### WHAT TO WORK ON
Transcribe the listing in full, excluding any pictures.

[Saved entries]
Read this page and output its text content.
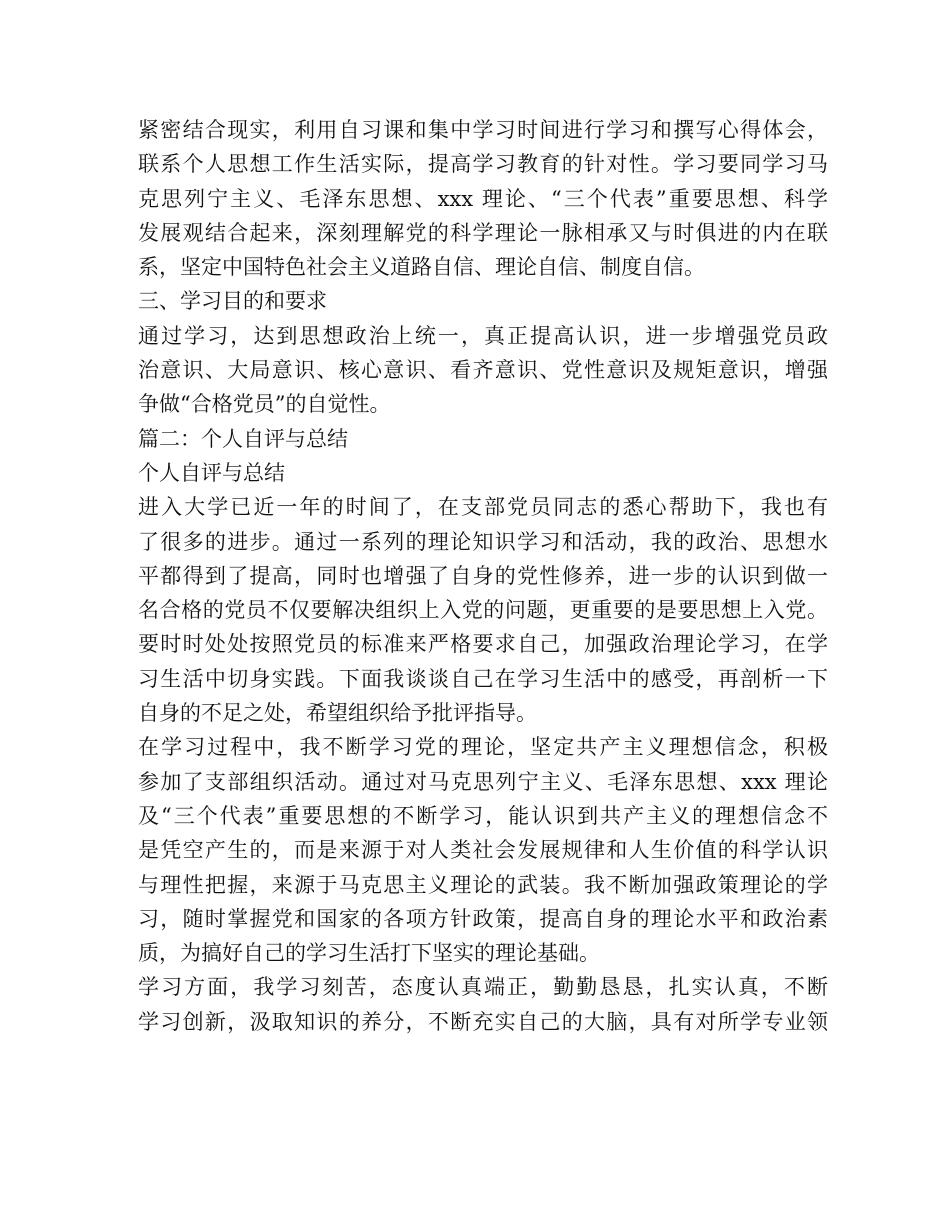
紧密结合现实，利用自习课和集中学习时间进行学习和撰写心得体会，
联系个人思想工作生活实际，提高学习教育的针对性。学习要同学习马
克思列宁主义、毛泽东思想、xxx 理论、“三个代表”重要思想、科学
发展观结合起来，深刻理解党的科学理论一脉相承又与时俱进的内在联
系，坚定中国特色社会主义道路自信、理论自信、制度自信。
三、学习目的和要求
通过学习，达到思想政治上统一，真正提高认识，进一步增强党员政
治意识、大局意识、核心意识、看齐意识、党性意识及规矩意识，增强
争做“合格党员”的自觉性。
篇二：个人自评与总结
个人自评与总结
进入大学已近一年的时间了，在支部党员同志的悉心帮助下，我也有
了很多的进步。通过一系列的理论知识学习和活动，我的政治、思想水
平都得到了提高，同时也增强了自身的党性修养，进一步的认识到做一
名合格的党员不仅要解决组织上入党的问题，更重要的是要思想上入党。
要时时处处按照党员的标准来严格要求自己，加强政治理论学习，在学
习生活中切身实践。下面我谈谈自己在学习生活中的感受，再剖析一下
自身的不足之处，希望组织给予批评指导。
在学习过程中，我不断学习党的理论，坚定共产主义理想信念，积极
参加了支部组织活动。通过对马克思列宁主义、毛泽东思想、xxx 理论
及“三个代表”重要思想的不断学习，能认识到共产主义的理想信念不
是凭空产生的，而是来源于对人类社会发展规律和人生价值的科学认识
与理性把握，来源于马克思主义理论的武装。我不断加强政策理论的学
习，随时掌握党和国家的各项方针政策，提高自身的理论水平和政治素
质，为搞好自己的学习生活打下坚实的理论基础。
学习方面，我学习刻苦，态度认真端正，勤勤恳恳，扎实认真，不断
学习创新，汲取知识的养分，不断充实自己的大脑，具有对所学专业领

### FINISHED TASK
Read this page and output its text content.
紧密结合现实，利用自习课和集中学习时间进行学习和撰写心得体会，
联系个人思想工作生活实际，提高学习教育的针对性。学习要同学习马
克思列宁主义、毛泽东思想、xxx 理论、“三个代表”重要思想、科学
发展观结合起来，深刻理解党的科学理论一脉相承又与时俱进的内在联
系，坚定中国特色社会主义道路自信、理论自信、制度自信。
三、学习目的和要求
通过学习，达到思想政治上统一，真正提高认识，进一步增强党员政
治意识、大局意识、核心意识、看齐意识、党性意识及规矩意识，增强
争做“合格党员”的自觉性。
篇二：个人自评与总结
个人自评与总结
进入大学已近一年的时间了，在支部党员同志的悉心帮助下，我也有
了很多的进步。通过一系列的理论知识学习和活动，我的政治、思想水
平都得到了提高，同时也增强了自身的党性修养，进一步的认识到做一
名合格的党员不仅要解决组织上入党的问题，更重要的是要思想上入党。
要时时处处按照党员的标准来严格要求自己，加强政治理论学习，在学
习生活中切身实践。下面我谈谈自己在学习生活中的感受，再剖析一下
自身的不足之处，希望组织给予批评指导。
在学习过程中，我不断学习党的理论，坚定共产主义理想信念，积极
参加了支部组织活动。通过对马克思列宁主义、毛泽东思想、xxx 理论
及“三个代表”重要思想的不断学习，能认识到共产主义的理想信念不
是凭空产生的，而是来源于对人类社会发展规律和人生价值的科学认识
与理性把握，来源于马克思主义理论的武装。我不断加强政策理论的学
习，随时掌握党和国家的各项方针政策，提高自身的理论水平和政治素
质，为搞好自己的学习生活打下坚实的理论基础。
学习方面，我学习刻苦，态度认真端正，勤勤恳恳，扎实认真，不断
学习创新，汲取知识的养分，不断充实自己的大脑，具有对所学专业领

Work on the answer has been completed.